* Start Data listing *

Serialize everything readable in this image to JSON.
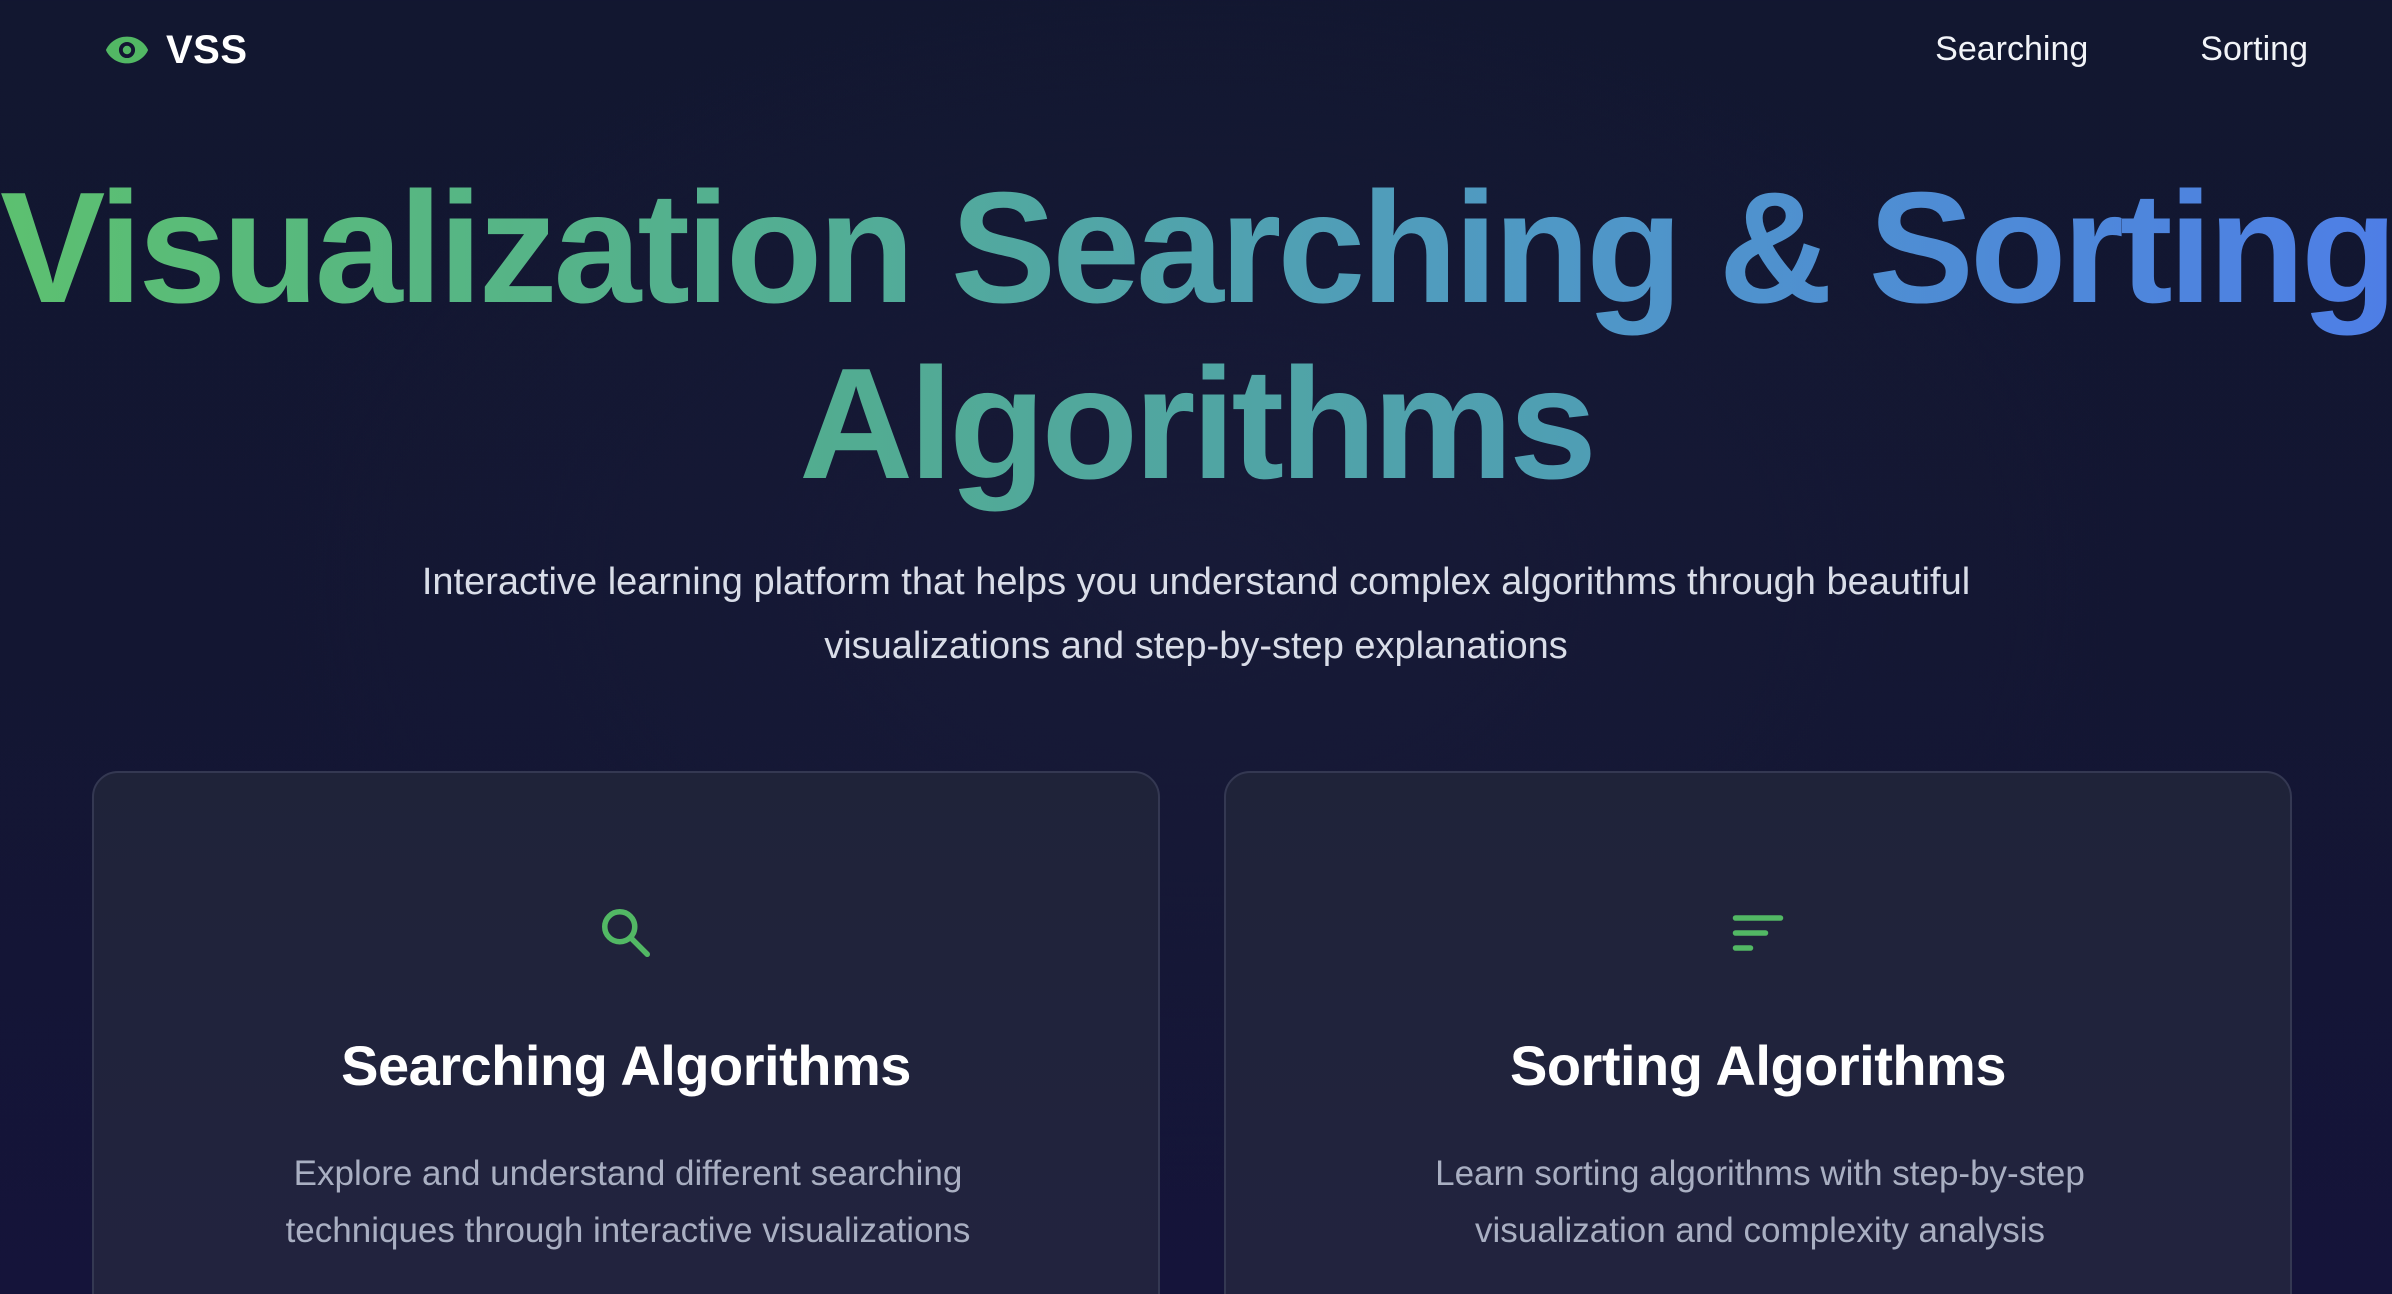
{
  "colors": {
    "accent_green": "#5cc070",
    "accent_blue": "#4e7ee6",
    "background": "#131632",
    "card_background": "#20233d"
  },
  "navbar": {
    "logo_icon": "eye-icon",
    "logo_text": "VSS",
    "links": [
      {
        "label": "Searching"
      },
      {
        "label": "Sorting"
      }
    ]
  },
  "hero": {
    "title_line1": "Visualization Searching & Sorting",
    "title_line2": "Algorithms",
    "subtitle": "Interactive learning platform that helps you understand complex algorithms through beautiful visualizations and step-by-step explanations"
  },
  "cards": [
    {
      "icon": "search-icon",
      "title": "Searching Algorithms",
      "description": "Explore and understand different searching techniques through interactive visualizations"
    },
    {
      "icon": "sort-icon",
      "title": "Sorting Algorithms",
      "description": "Learn sorting algorithms with step-by-step visualization and complexity analysis"
    }
  ]
}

* End Data listing *

§ Problem to solve
In your copy, leave out the pictures and reproduce the material above exactly.

§ Task result
Serialize everything readable in this image to JSON.
{
  "colors": {
    "accent_green": "#5cc070",
    "accent_blue": "#4e7ee6",
    "background": "#131632",
    "card_background": "#20233d"
  },
  "navbar": {
    "logo_icon": "eye-icon",
    "logo_text": "VSS",
    "links": [
      {
        "label": "Searching"
      },
      {
        "label": "Sorting"
      }
    ]
  },
  "hero": {
    "title_line1": "Visualization Searching & Sorting",
    "title_line2": "Algorithms",
    "subtitle": "Interactive learning platform that helps you understand complex algorithms through beautiful visualizations and step-by-step explanations"
  },
  "cards": [
    {
      "icon": "search-icon",
      "title": "Searching Algorithms",
      "description": "Explore and understand different searching techniques through interactive visualizations"
    },
    {
      "icon": "sort-icon",
      "title": "Sorting Algorithms",
      "description": "Learn sorting algorithms with step-by-step visualization and complexity analysis"
    }
  ]
}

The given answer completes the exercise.